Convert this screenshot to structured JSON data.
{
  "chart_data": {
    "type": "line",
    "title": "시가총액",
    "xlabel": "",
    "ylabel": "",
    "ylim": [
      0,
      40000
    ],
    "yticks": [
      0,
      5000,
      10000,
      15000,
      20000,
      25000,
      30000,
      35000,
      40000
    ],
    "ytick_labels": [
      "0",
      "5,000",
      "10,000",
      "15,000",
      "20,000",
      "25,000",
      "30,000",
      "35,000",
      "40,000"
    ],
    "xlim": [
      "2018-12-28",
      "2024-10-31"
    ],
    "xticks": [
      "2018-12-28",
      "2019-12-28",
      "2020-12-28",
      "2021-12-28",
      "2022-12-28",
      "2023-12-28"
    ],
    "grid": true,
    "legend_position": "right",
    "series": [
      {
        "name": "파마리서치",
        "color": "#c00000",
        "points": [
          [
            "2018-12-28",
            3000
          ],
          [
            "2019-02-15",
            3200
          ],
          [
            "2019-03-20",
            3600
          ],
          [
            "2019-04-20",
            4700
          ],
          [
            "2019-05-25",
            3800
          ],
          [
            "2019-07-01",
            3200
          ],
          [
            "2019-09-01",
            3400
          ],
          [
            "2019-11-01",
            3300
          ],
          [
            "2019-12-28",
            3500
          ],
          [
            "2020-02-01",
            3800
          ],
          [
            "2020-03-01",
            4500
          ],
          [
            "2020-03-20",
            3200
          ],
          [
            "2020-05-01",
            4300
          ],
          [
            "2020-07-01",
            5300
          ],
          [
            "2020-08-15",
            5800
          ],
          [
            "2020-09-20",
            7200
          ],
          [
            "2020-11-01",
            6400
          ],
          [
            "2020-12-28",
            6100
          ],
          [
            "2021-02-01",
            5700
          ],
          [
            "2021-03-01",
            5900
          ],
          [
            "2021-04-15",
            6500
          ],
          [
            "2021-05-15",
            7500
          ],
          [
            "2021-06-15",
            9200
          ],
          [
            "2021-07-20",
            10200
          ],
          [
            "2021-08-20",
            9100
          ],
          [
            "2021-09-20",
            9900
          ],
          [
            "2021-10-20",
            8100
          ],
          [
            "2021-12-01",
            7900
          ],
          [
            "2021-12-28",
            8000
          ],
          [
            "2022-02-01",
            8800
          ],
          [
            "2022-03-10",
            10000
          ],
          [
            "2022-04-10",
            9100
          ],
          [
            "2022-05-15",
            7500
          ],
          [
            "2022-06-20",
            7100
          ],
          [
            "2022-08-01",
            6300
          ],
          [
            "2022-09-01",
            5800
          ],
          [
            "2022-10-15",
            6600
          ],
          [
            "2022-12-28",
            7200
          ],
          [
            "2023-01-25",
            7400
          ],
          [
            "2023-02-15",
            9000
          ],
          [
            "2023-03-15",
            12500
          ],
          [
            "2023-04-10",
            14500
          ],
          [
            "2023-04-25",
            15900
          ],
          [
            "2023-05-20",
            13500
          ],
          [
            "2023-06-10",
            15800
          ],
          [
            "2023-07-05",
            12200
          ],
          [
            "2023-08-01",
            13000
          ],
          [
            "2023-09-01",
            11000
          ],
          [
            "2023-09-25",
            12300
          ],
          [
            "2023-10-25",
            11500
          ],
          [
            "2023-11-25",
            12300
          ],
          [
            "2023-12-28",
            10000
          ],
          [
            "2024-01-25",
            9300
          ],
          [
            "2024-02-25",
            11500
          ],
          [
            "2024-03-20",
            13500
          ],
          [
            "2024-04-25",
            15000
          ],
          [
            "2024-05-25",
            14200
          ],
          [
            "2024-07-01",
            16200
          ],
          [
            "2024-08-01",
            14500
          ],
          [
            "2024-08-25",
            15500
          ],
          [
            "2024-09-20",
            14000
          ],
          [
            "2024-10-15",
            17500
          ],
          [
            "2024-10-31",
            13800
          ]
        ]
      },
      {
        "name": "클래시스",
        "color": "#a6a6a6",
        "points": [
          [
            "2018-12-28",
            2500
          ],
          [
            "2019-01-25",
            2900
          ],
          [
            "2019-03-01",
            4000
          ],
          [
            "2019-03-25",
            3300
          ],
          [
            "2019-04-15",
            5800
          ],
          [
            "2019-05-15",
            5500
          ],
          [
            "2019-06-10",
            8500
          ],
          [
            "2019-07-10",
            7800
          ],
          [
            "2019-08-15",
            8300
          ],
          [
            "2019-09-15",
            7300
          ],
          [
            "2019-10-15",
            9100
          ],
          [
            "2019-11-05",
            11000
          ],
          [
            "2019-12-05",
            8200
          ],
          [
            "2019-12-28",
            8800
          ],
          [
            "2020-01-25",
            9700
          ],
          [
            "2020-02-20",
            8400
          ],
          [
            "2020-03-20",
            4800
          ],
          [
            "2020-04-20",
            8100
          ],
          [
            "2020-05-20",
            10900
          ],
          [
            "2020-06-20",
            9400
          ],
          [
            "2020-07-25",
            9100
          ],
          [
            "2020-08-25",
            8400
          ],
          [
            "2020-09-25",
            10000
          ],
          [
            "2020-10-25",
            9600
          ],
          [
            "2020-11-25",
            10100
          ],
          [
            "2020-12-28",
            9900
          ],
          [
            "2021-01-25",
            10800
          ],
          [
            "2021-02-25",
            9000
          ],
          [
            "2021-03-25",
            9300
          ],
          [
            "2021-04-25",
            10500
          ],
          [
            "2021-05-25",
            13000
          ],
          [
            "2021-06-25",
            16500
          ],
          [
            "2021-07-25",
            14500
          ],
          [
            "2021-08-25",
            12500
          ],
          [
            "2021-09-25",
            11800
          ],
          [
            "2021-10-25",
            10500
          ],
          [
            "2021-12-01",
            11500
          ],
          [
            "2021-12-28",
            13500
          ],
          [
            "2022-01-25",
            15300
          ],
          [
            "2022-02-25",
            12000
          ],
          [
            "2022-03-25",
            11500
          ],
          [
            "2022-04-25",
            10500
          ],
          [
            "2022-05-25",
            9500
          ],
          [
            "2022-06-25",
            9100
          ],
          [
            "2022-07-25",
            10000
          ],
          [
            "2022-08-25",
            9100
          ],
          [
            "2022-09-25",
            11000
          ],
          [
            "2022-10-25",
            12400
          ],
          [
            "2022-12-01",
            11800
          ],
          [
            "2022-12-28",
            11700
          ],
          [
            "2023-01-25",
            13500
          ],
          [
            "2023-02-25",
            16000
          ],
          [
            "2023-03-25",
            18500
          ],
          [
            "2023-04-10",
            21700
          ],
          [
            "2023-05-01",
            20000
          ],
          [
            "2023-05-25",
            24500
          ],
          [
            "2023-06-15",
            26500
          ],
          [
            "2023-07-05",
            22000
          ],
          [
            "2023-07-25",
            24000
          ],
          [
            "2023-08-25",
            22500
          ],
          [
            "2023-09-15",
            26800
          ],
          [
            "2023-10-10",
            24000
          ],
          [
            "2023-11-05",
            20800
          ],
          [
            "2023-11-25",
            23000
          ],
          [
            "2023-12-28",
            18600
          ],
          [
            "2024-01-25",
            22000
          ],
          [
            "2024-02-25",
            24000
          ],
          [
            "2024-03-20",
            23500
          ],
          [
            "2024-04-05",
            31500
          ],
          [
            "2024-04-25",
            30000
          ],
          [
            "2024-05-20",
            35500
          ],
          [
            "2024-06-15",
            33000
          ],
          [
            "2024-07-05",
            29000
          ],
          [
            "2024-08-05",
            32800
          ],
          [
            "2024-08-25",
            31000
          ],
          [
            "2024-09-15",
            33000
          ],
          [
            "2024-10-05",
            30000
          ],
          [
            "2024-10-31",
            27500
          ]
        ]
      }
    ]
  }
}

● ● ●

Transcribe the records above exactly as they appear.

Convert this screenshot to structured JSON data.
{
  "chart_data": {
    "type": "line",
    "title": "시가총액",
    "xlabel": "",
    "ylabel": "",
    "ylim": [
      0,
      40000
    ],
    "yticks": [
      0,
      5000,
      10000,
      15000,
      20000,
      25000,
      30000,
      35000,
      40000
    ],
    "ytick_labels": [
      "0",
      "5,000",
      "10,000",
      "15,000",
      "20,000",
      "25,000",
      "30,000",
      "35,000",
      "40,000"
    ],
    "xlim": [
      "2018-12-28",
      "2024-10-31"
    ],
    "xticks": [
      "2018-12-28",
      "2019-12-28",
      "2020-12-28",
      "2021-12-28",
      "2022-12-28",
      "2023-12-28"
    ],
    "grid": true,
    "legend_position": "right",
    "series": [
      {
        "name": "파마리서치",
        "color": "#c00000",
        "points": [
          [
            "2018-12-28",
            3000
          ],
          [
            "2019-02-15",
            3200
          ],
          [
            "2019-03-20",
            3600
          ],
          [
            "2019-04-20",
            4700
          ],
          [
            "2019-05-25",
            3800
          ],
          [
            "2019-07-01",
            3200
          ],
          [
            "2019-09-01",
            3400
          ],
          [
            "2019-11-01",
            3300
          ],
          [
            "2019-12-28",
            3500
          ],
          [
            "2020-02-01",
            3800
          ],
          [
            "2020-03-01",
            4500
          ],
          [
            "2020-03-20",
            3200
          ],
          [
            "2020-05-01",
            4300
          ],
          [
            "2020-07-01",
            5300
          ],
          [
            "2020-08-15",
            5800
          ],
          [
            "2020-09-20",
            7200
          ],
          [
            "2020-11-01",
            6400
          ],
          [
            "2020-12-28",
            6100
          ],
          [
            "2021-02-01",
            5700
          ],
          [
            "2021-03-01",
            5900
          ],
          [
            "2021-04-15",
            6500
          ],
          [
            "2021-05-15",
            7500
          ],
          [
            "2021-06-15",
            9200
          ],
          [
            "2021-07-20",
            10200
          ],
          [
            "2021-08-20",
            9100
          ],
          [
            "2021-09-20",
            9900
          ],
          [
            "2021-10-20",
            8100
          ],
          [
            "2021-12-01",
            7900
          ],
          [
            "2021-12-28",
            8000
          ],
          [
            "2022-02-01",
            8800
          ],
          [
            "2022-03-10",
            10000
          ],
          [
            "2022-04-10",
            9100
          ],
          [
            "2022-05-15",
            7500
          ],
          [
            "2022-06-20",
            7100
          ],
          [
            "2022-08-01",
            6300
          ],
          [
            "2022-09-01",
            5800
          ],
          [
            "2022-10-15",
            6600
          ],
          [
            "2022-12-28",
            7200
          ],
          [
            "2023-01-25",
            7400
          ],
          [
            "2023-02-15",
            9000
          ],
          [
            "2023-03-15",
            12500
          ],
          [
            "2023-04-10",
            14500
          ],
          [
            "2023-04-25",
            15900
          ],
          [
            "2023-05-20",
            13500
          ],
          [
            "2023-06-10",
            15800
          ],
          [
            "2023-07-05",
            12200
          ],
          [
            "2023-08-01",
            13000
          ],
          [
            "2023-09-01",
            11000
          ],
          [
            "2023-09-25",
            12300
          ],
          [
            "2023-10-25",
            11500
          ],
          [
            "2023-11-25",
            12300
          ],
          [
            "2023-12-28",
            10000
          ],
          [
            "2024-01-25",
            9300
          ],
          [
            "2024-02-25",
            11500
          ],
          [
            "2024-03-20",
            13500
          ],
          [
            "2024-04-25",
            15000
          ],
          [
            "2024-05-25",
            14200
          ],
          [
            "2024-07-01",
            16200
          ],
          [
            "2024-08-01",
            14500
          ],
          [
            "2024-08-25",
            15500
          ],
          [
            "2024-09-20",
            14000
          ],
          [
            "2024-10-15",
            17500
          ],
          [
            "2024-10-31",
            13800
          ]
        ]
      },
      {
        "name": "클래시스",
        "color": "#a6a6a6",
        "points": [
          [
            "2018-12-28",
            2500
          ],
          [
            "2019-01-25",
            2900
          ],
          [
            "2019-03-01",
            4000
          ],
          [
            "2019-03-25",
            3300
          ],
          [
            "2019-04-15",
            5800
          ],
          [
            "2019-05-15",
            5500
          ],
          [
            "2019-06-10",
            8500
          ],
          [
            "2019-07-10",
            7800
          ],
          [
            "2019-08-15",
            8300
          ],
          [
            "2019-09-15",
            7300
          ],
          [
            "2019-10-15",
            9100
          ],
          [
            "2019-11-05",
            11000
          ],
          [
            "2019-12-05",
            8200
          ],
          [
            "2019-12-28",
            8800
          ],
          [
            "2020-01-25",
            9700
          ],
          [
            "2020-02-20",
            8400
          ],
          [
            "2020-03-20",
            4800
          ],
          [
            "2020-04-20",
            8100
          ],
          [
            "2020-05-20",
            10900
          ],
          [
            "2020-06-20",
            9400
          ],
          [
            "2020-07-25",
            9100
          ],
          [
            "2020-08-25",
            8400
          ],
          [
            "2020-09-25",
            10000
          ],
          [
            "2020-10-25",
            9600
          ],
          [
            "2020-11-25",
            10100
          ],
          [
            "2020-12-28",
            9900
          ],
          [
            "2021-01-25",
            10800
          ],
          [
            "2021-02-25",
            9000
          ],
          [
            "2021-03-25",
            9300
          ],
          [
            "2021-04-25",
            10500
          ],
          [
            "2021-05-25",
            13000
          ],
          [
            "2021-06-25",
            16500
          ],
          [
            "2021-07-25",
            14500
          ],
          [
            "2021-08-25",
            12500
          ],
          [
            "2021-09-25",
            11800
          ],
          [
            "2021-10-25",
            10500
          ],
          [
            "2021-12-01",
            11500
          ],
          [
            "2021-12-28",
            13500
          ],
          [
            "2022-01-25",
            15300
          ],
          [
            "2022-02-25",
            12000
          ],
          [
            "2022-03-25",
            11500
          ],
          [
            "2022-04-25",
            10500
          ],
          [
            "2022-05-25",
            9500
          ],
          [
            "2022-06-25",
            9100
          ],
          [
            "2022-07-25",
            10000
          ],
          [
            "2022-08-25",
            9100
          ],
          [
            "2022-09-25",
            11000
          ],
          [
            "2022-10-25",
            12400
          ],
          [
            "2022-12-01",
            11800
          ],
          [
            "2022-12-28",
            11700
          ],
          [
            "2023-01-25",
            13500
          ],
          [
            "2023-02-25",
            16000
          ],
          [
            "2023-03-25",
            18500
          ],
          [
            "2023-04-10",
            21700
          ],
          [
            "2023-05-01",
            20000
          ],
          [
            "2023-05-25",
            24500
          ],
          [
            "2023-06-15",
            26500
          ],
          [
            "2023-07-05",
            22000
          ],
          [
            "2023-07-25",
            24000
          ],
          [
            "2023-08-25",
            22500
          ],
          [
            "2023-09-15",
            26800
          ],
          [
            "2023-10-10",
            24000
          ],
          [
            "2023-11-05",
            20800
          ],
          [
            "2023-11-25",
            23000
          ],
          [
            "2023-12-28",
            18600
          ],
          [
            "2024-01-25",
            22000
          ],
          [
            "2024-02-25",
            24000
          ],
          [
            "2024-03-20",
            23500
          ],
          [
            "2024-04-05",
            31500
          ],
          [
            "2024-04-25",
            30000
          ],
          [
            "2024-05-20",
            35500
          ],
          [
            "2024-06-15",
            33000
          ],
          [
            "2024-07-05",
            29000
          ],
          [
            "2024-08-05",
            32800
          ],
          [
            "2024-08-25",
            31000
          ],
          [
            "2024-09-15",
            33000
          ],
          [
            "2024-10-05",
            30000
          ],
          [
            "2024-10-31",
            27500
          ]
        ]
      }
    ]
  }
}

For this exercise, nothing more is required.